**Data provided:**
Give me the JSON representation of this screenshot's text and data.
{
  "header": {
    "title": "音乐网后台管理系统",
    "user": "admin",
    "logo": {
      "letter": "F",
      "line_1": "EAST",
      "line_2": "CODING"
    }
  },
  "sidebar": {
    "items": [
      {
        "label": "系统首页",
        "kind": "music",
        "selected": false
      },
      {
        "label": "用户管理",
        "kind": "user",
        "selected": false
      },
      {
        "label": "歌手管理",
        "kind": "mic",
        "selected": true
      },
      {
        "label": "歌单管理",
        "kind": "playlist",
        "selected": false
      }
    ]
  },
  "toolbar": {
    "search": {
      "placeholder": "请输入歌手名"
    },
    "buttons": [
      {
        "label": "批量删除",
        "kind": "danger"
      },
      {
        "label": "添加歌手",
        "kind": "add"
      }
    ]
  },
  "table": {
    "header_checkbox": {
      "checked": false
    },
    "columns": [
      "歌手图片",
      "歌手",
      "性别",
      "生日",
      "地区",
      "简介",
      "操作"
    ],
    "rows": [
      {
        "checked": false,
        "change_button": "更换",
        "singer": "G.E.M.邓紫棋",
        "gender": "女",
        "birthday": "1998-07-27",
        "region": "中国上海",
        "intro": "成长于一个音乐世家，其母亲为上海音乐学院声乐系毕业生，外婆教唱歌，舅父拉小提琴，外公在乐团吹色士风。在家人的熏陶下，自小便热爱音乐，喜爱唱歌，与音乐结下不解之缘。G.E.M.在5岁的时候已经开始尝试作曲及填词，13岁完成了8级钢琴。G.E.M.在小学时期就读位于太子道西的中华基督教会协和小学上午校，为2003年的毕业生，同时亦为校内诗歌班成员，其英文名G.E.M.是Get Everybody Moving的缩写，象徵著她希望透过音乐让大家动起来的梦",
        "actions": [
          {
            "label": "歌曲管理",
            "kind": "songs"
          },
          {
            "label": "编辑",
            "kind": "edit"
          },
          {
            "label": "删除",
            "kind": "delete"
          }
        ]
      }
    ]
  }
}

**Exercise instructions:** Write out the whole listing exactly.

**Complete response:**
Give me the JSON representation of this screenshot's text and data.
{
  "header": {
    "title": "音乐网后台管理系统",
    "user": "admin",
    "logo": {
      "letter": "F",
      "line_1": "EAST",
      "line_2": "CODING"
    }
  },
  "sidebar": {
    "items": [
      {
        "label": "系统首页",
        "kind": "music",
        "selected": false
      },
      {
        "label": "用户管理",
        "kind": "user",
        "selected": false
      },
      {
        "label": "歌手管理",
        "kind": "mic",
        "selected": true
      },
      {
        "label": "歌单管理",
        "kind": "playlist",
        "selected": false
      }
    ]
  },
  "toolbar": {
    "search": {
      "placeholder": "请输入歌手名"
    },
    "buttons": [
      {
        "label": "批量删除",
        "kind": "danger"
      },
      {
        "label": "添加歌手",
        "kind": "add"
      }
    ]
  },
  "table": {
    "header_checkbox": {
      "checked": false
    },
    "columns": [
      "歌手图片",
      "歌手",
      "性别",
      "生日",
      "地区",
      "简介",
      "操作"
    ],
    "rows": [
      {
        "checked": false,
        "change_button": "更换",
        "singer": "G.E.M.邓紫棋",
        "gender": "女",
        "birthday": "1998-07-27",
        "region": "中国上海",
        "intro": "成长于一个音乐世家，其母亲为上海音乐学院声乐系毕业生，外婆教唱歌，舅父拉小提琴，外公在乐团吹色士风。在家人的熏陶下，自小便热爱音乐，喜爱唱歌，与音乐结下不解之缘。G.E.M.在5岁的时候已经开始尝试作曲及填词，13岁完成了8级钢琴。G.E.M.在小学时期就读位于太子道西的中华基督教会协和小学上午校，为2003年的毕业生，同时亦为校内诗歌班成员，其英文名G.E.M.是Get Everybody Moving的缩写，象徵著她希望透过音乐让大家动起来的梦",
        "actions": [
          {
            "label": "歌曲管理",
            "kind": "songs"
          },
          {
            "label": "编辑",
            "kind": "edit"
          },
          {
            "label": "删除",
            "kind": "delete"
          }
        ]
      }
    ]
  }
}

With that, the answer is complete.